* start RECORDS SUPPLIED *

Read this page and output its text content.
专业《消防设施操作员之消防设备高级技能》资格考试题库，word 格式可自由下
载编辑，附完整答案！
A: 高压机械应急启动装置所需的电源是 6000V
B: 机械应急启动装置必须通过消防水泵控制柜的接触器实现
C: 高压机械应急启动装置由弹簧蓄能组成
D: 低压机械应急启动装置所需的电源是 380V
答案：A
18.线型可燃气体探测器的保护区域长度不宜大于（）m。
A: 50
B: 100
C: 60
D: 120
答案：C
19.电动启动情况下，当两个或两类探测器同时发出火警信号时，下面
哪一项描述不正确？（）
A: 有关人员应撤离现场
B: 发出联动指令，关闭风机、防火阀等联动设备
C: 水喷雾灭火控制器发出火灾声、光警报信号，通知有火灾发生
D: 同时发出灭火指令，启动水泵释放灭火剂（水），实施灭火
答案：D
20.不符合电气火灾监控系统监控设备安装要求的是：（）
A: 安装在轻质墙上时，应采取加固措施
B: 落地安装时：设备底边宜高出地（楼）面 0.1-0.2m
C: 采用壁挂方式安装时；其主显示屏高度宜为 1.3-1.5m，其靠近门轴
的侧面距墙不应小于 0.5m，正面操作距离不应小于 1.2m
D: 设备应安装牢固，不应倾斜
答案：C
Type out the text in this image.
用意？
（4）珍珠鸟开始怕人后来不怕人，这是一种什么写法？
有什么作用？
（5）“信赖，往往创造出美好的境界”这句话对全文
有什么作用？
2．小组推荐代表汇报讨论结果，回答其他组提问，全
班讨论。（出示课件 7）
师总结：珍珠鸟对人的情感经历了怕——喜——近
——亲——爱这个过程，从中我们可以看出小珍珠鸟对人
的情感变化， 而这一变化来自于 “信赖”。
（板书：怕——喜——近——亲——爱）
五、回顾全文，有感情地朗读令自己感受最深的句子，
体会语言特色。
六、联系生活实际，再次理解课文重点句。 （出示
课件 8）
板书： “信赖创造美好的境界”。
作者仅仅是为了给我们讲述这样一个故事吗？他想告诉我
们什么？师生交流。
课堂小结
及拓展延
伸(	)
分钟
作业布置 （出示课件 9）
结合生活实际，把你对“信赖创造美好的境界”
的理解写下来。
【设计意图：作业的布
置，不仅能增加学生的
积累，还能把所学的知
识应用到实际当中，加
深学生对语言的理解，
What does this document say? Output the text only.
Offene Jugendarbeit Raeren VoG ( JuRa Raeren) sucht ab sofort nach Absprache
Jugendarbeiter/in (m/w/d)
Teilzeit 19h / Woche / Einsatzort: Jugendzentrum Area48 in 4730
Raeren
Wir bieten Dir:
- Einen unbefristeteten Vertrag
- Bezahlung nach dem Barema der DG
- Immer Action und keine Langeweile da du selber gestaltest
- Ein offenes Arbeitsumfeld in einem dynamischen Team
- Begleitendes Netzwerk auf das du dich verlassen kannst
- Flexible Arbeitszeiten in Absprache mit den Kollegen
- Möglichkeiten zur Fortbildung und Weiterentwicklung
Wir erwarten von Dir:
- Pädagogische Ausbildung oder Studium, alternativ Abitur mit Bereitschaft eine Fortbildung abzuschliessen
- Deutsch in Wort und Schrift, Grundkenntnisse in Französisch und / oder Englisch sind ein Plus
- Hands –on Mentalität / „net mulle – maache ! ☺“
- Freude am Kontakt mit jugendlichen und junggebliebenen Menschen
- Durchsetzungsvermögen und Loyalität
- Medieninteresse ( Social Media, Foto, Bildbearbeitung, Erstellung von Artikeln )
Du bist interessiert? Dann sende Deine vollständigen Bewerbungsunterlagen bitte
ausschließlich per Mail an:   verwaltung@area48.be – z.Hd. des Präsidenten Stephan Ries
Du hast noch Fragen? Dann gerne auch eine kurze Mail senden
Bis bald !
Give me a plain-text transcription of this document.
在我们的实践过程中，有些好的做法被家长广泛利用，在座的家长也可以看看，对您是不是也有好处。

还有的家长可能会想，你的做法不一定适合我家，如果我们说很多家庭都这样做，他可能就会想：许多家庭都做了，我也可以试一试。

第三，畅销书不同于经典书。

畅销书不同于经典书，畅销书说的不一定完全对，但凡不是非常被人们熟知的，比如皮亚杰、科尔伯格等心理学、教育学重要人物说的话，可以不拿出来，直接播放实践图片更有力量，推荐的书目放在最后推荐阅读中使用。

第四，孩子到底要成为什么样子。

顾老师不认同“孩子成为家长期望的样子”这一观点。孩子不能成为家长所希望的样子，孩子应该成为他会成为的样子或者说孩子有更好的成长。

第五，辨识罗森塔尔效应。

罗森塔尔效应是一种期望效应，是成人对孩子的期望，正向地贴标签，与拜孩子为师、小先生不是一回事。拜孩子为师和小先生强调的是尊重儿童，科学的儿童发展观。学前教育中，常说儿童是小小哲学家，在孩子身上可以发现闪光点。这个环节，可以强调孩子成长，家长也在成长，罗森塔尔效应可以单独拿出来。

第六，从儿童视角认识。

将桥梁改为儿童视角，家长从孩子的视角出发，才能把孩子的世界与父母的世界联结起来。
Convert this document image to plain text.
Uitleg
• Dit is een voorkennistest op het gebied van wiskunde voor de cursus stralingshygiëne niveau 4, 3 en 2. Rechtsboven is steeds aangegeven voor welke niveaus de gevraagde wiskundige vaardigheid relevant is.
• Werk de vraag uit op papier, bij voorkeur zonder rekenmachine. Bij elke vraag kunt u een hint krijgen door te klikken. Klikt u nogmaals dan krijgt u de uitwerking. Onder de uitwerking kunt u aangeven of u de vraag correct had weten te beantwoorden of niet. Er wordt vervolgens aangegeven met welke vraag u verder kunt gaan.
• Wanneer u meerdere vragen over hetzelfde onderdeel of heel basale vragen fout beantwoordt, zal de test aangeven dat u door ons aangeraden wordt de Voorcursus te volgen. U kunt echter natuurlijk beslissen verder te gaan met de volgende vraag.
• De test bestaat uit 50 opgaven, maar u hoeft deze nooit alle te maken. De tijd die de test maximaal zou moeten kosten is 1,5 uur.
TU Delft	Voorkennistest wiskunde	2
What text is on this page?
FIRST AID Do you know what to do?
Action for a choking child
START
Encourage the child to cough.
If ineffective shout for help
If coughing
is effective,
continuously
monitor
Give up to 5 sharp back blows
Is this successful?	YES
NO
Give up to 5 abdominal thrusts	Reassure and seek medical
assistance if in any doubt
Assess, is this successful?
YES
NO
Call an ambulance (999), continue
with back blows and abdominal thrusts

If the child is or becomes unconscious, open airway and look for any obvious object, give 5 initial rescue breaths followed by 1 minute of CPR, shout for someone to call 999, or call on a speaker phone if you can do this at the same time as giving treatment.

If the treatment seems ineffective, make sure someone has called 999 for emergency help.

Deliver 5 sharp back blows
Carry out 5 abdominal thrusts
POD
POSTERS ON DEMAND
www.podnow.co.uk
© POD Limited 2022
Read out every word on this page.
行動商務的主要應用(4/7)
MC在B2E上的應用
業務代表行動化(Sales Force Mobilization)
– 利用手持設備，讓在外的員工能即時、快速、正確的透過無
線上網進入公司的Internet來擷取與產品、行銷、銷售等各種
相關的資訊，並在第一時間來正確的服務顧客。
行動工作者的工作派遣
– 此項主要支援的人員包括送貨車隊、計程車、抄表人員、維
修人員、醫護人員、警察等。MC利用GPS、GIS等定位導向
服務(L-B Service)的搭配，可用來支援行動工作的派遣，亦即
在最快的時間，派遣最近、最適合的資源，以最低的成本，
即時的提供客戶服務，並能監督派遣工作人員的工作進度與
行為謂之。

* end RECORDS SUPPLIED *

PROBLEM TO SOLVE — Gather each line of the listing that holds the string "shout".

RESPONSE TO THIS EXERCISE —
If ineffective shout for help
If the child is or becomes unconscious, open airway and look for any obvious object, give 5 initial rescue breaths followed by 1 minute of CPR, shout for someone to call 999, or call on a speaker phone if you can do this at the same time as giving treatment.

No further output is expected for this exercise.